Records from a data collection
-- begin --
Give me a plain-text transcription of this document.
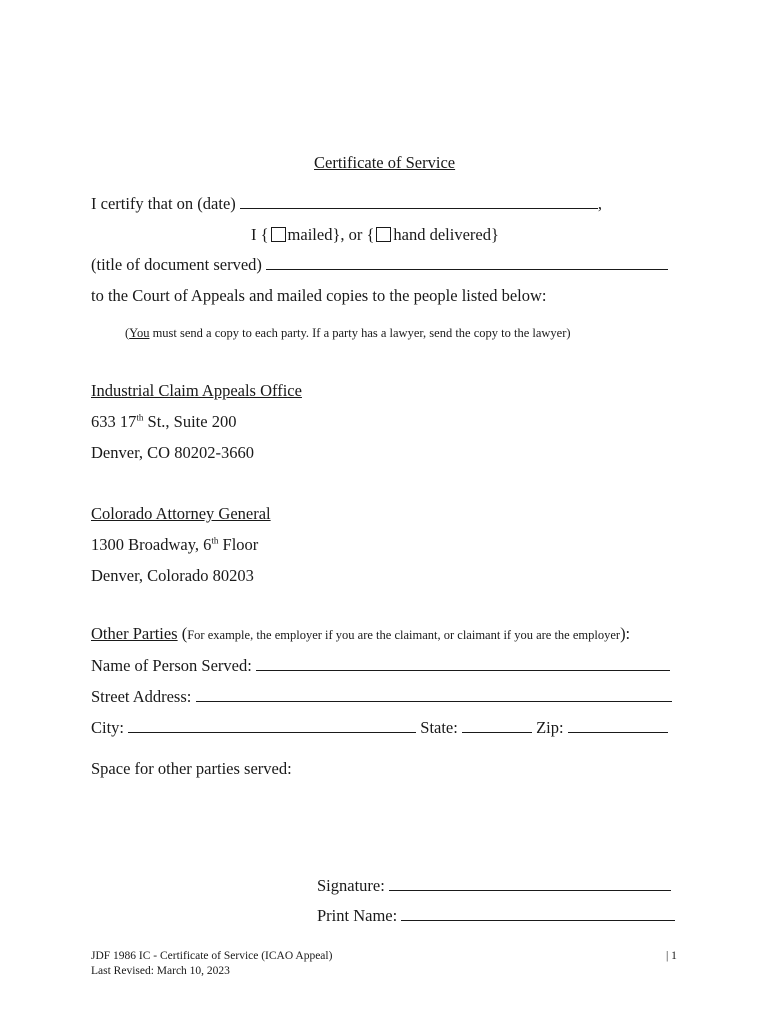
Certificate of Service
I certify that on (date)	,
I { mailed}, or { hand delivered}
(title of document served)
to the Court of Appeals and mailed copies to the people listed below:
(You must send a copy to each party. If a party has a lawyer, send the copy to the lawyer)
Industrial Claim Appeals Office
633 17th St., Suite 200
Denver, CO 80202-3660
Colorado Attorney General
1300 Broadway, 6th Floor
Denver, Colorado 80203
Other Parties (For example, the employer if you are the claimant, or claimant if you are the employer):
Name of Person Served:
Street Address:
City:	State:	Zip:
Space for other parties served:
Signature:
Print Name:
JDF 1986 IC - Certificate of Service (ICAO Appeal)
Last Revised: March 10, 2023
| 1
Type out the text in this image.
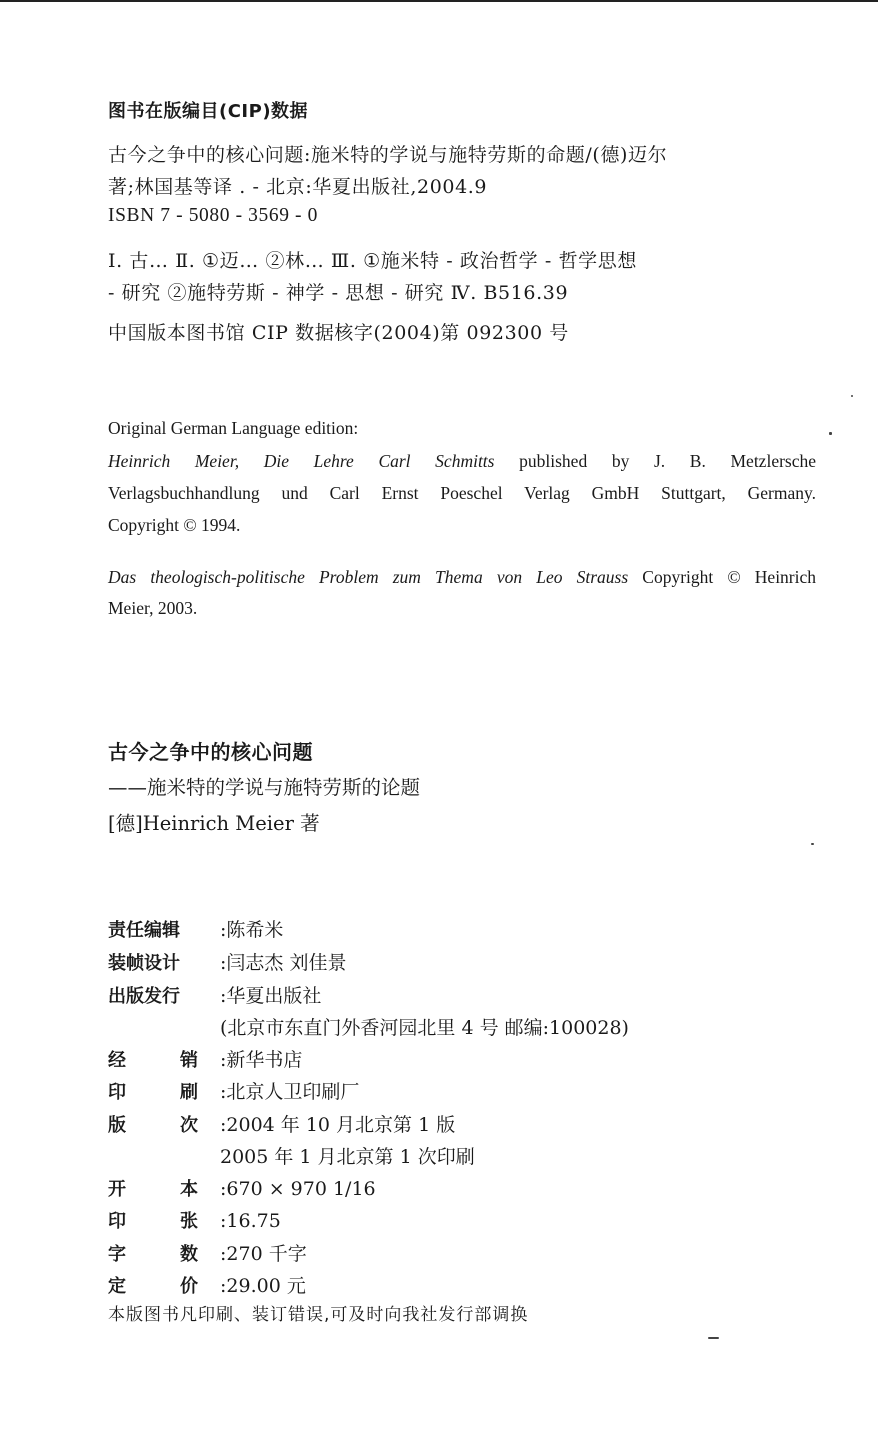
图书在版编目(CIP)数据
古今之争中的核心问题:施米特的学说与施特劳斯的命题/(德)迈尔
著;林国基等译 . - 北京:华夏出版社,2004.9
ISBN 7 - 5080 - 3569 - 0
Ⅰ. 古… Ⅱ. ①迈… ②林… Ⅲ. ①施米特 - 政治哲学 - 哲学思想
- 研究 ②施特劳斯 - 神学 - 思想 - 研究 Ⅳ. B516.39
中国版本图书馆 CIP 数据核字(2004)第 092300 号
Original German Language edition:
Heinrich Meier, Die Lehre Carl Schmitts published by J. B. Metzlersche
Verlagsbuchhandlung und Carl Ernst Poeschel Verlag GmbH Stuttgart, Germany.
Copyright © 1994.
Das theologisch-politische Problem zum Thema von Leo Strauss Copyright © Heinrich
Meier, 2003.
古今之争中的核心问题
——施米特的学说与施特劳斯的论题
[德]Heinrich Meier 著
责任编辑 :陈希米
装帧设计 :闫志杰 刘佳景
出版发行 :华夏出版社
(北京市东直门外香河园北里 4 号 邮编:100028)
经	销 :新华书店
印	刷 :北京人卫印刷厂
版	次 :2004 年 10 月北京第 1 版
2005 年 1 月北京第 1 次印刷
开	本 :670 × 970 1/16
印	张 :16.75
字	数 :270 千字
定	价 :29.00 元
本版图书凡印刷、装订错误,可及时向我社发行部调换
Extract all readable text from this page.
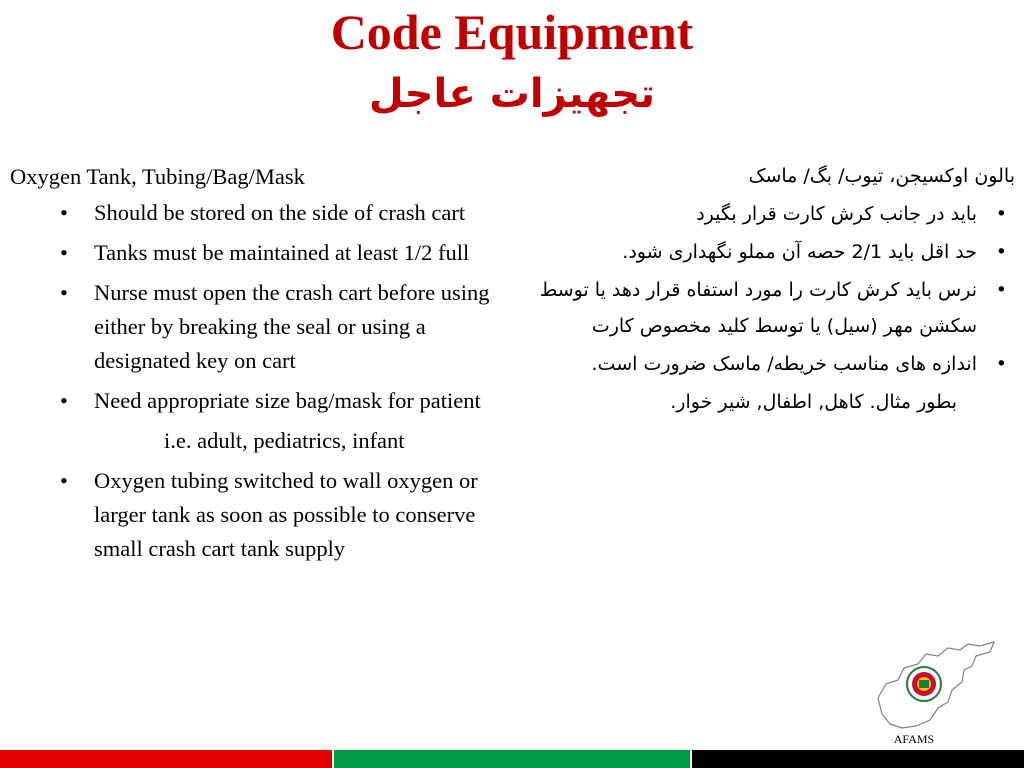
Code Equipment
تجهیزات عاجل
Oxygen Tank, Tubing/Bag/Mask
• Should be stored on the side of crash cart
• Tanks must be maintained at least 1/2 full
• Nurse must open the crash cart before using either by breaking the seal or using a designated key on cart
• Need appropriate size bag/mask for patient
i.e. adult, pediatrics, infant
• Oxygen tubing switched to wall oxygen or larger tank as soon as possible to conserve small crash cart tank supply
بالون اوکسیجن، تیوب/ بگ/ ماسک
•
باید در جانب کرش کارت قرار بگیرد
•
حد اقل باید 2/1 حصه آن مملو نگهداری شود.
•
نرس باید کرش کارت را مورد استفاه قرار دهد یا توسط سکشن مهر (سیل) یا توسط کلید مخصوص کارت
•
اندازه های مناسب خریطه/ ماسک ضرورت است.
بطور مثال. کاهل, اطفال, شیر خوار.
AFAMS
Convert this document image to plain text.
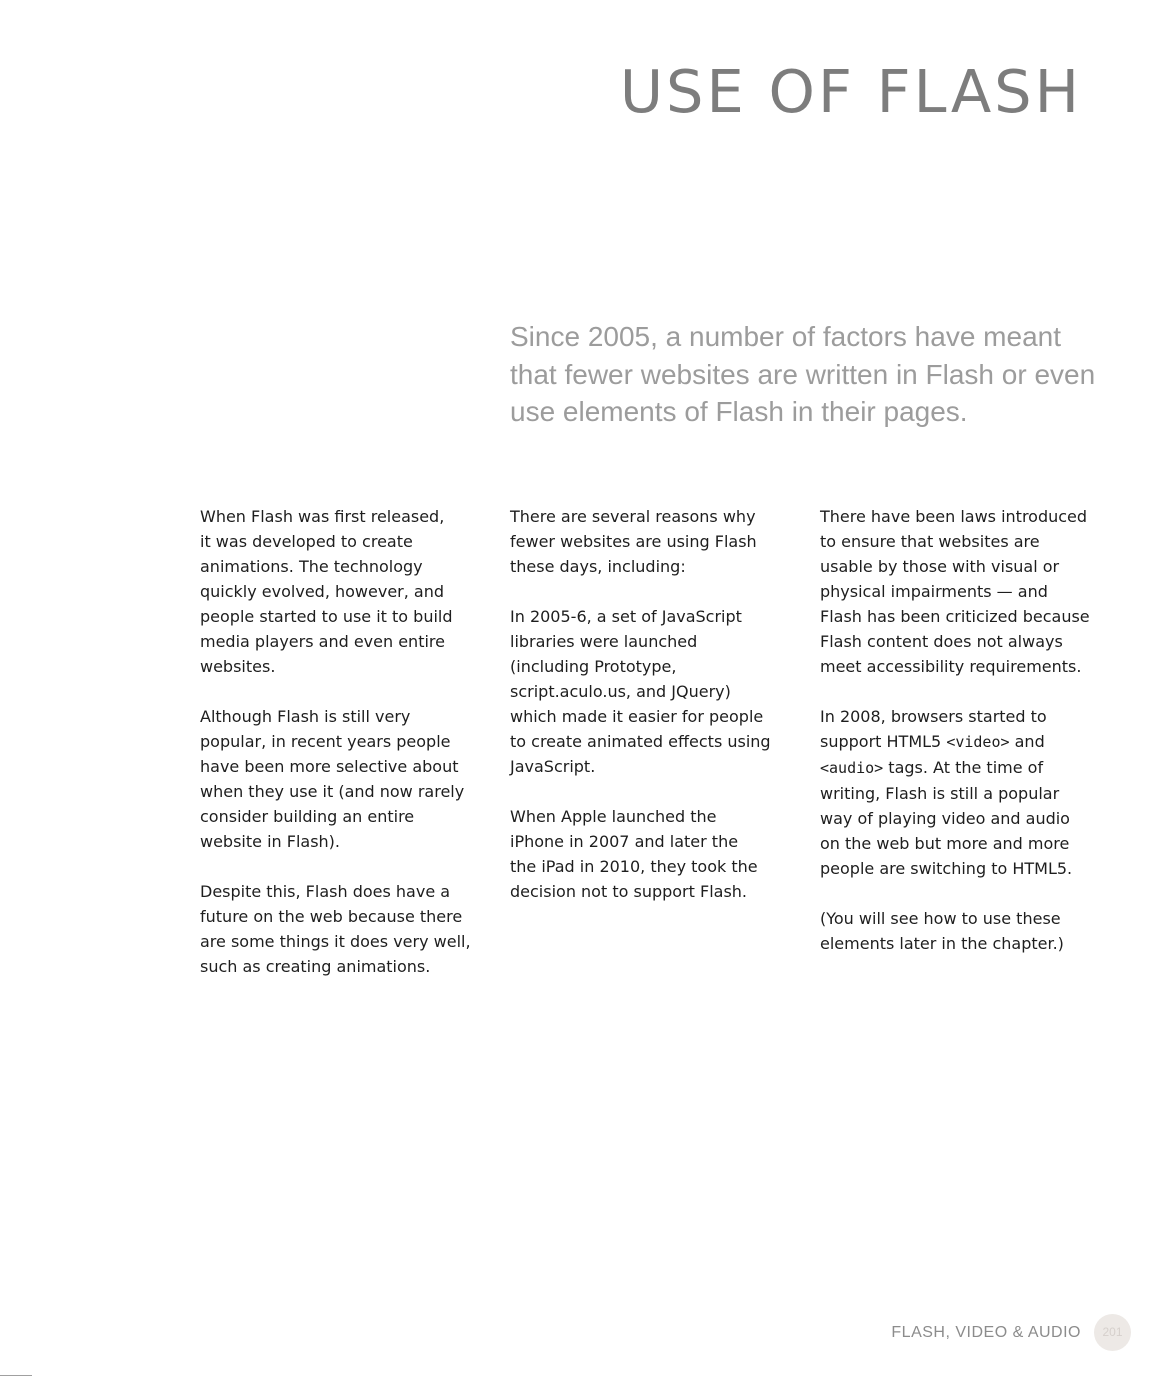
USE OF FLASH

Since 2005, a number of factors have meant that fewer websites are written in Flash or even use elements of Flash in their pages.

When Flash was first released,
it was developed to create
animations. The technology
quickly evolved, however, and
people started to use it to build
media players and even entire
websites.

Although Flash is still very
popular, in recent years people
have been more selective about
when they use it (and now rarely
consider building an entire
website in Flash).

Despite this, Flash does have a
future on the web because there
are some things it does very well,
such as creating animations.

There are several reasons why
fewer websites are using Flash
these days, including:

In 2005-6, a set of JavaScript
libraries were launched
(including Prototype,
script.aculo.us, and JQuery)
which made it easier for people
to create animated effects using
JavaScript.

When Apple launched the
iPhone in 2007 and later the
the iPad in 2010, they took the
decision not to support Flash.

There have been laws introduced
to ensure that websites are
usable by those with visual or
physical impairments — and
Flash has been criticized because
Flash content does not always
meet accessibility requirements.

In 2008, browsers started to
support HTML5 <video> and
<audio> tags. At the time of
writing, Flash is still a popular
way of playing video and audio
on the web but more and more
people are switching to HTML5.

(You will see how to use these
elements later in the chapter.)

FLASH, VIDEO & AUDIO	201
-- end --
§ **DO THIS**
Could you repeat all of the material exactly? Pictures should not be copied.

§ **FULL RESPONSE**
Give me a plain-text transcription of this document.
Certificate of Service
I certify that on (date)	,
I { mailed}, or { hand delivered}
(title of document served)
to the Court of Appeals and mailed copies to the people listed below:
(You must send a copy to each party. If a party has a lawyer, send the copy to the lawyer)
Industrial Claim Appeals Office
633 17th St., Suite 200
Denver, CO 80202-3660
Colorado Attorney General
1300 Broadway, 6th Floor
Denver, Colorado 80203
Other Parties (For example, the employer if you are the claimant, or claimant if you are the employer):
Name of Person Served:
Street Address:
City:	State:	Zip:
Space for other parties served:
Signature:
Print Name:
JDF 1986 IC - Certificate of Service (ICAO Appeal)
Last Revised: March 10, 2023
| 1
Type out the text in this image.
图书在版编目(CIP)数据
古今之争中的核心问题:施米特的学说与施特劳斯的命题/(德)迈尔
著;林国基等译 . - 北京:华夏出版社,2004.9
ISBN 7 - 5080 - 3569 - 0
Ⅰ. 古… Ⅱ. ①迈… ②林… Ⅲ. ①施米特 - 政治哲学 - 哲学思想
- 研究 ②施特劳斯 - 神学 - 思想 - 研究 Ⅳ. B516.39
中国版本图书馆 CIP 数据核字(2004)第 092300 号
Original German Language edition:
Heinrich Meier, Die Lehre Carl Schmitts published by J. B. Metzlersche
Verlagsbuchhandlung und Carl Ernst Poeschel Verlag GmbH Stuttgart, Germany.
Copyright © 1994.
Das theologisch-politische Problem zum Thema von Leo Strauss Copyright © Heinrich
Meier, 2003.
古今之争中的核心问题
——施米特的学说与施特劳斯的论题
[德]Heinrich Meier 著
责任编辑 :陈希米
装帧设计 :闫志杰 刘佳景
出版发行 :华夏出版社
(北京市东直门外香河园北里 4 号 邮编:100028)
经	销 :新华书店
印	刷 :北京人卫印刷厂
版	次 :2004 年 10 月北京第 1 版
2005 年 1 月北京第 1 次印刷
开	本 :670 × 970 1/16
印	张 :16.75
字	数 :270 千字
定	价 :29.00 元
本版图书凡印刷、装订错误,可及时向我社发行部调换
Extract all readable text from this page.
Code Equipment
تجهیزات عاجل
Oxygen Tank, Tubing/Bag/Mask
• Should be stored on the side of crash cart
• Tanks must be maintained at least 1/2 full
• Nurse must open the crash cart before using either by breaking the seal or using a designated key on cart
• Need appropriate size bag/mask for patient
i.e. adult, pediatrics, infant
• Oxygen tubing switched to wall oxygen or larger tank as soon as possible to conserve small crash cart tank supply
بالون اوکسیجن، تیوب/ بگ/ ماسک
•
باید در جانب کرش کارت قرار بگیرد
•
حد اقل باید 2/1 حصه آن مملو نگهداری شود.
•
نرس باید کرش کارت را مورد استفاه قرار دهد یا توسط سکشن مهر (سیل) یا توسط کلید مخصوص کارت
•
اندازه های مناسب خریطه/ ماسک ضرورت است.
بطور مثال. کاهل, اطفال, شیر خوار.
AFAMS
Convert this document image to plain text.
USE OF FLASH

Since 2005, a number of factors have meant that fewer websites are written in Flash or even use elements of Flash in their pages.

When Flash was first released,
it was developed to create
animations. The technology
quickly evolved, however, and
people started to use it to build
media players and even entire
websites.

Although Flash is still very
popular, in recent years people
have been more selective about
when they use it (and now rarely
consider building an entire
website in Flash).

Despite this, Flash does have a
future on the web because there
are some things it does very well,
such as creating animations.

There are several reasons why
fewer websites are using Flash
these days, including:

In 2005-6, a set of JavaScript
libraries were launched
(including Prototype,
script.aculo.us, and JQuery)
which made it easier for people
to create animated effects using
JavaScript.

When Apple launched the
iPhone in 2007 and later the
the iPad in 2010, they took the
decision not to support Flash.

There have been laws introduced
to ensure that websites are
usable by those with visual or
physical impairments — and
Flash has been criticized because
Flash content does not always
meet accessibility requirements.

In 2008, browsers started to
support HTML5 <video> and
<audio> tags. At the time of
writing, Flash is still a popular
way of playing video and audio
on the web but more and more
people are switching to HTML5.

(You will see how to use these
elements later in the chapter.)

FLASH, VIDEO & AUDIO	201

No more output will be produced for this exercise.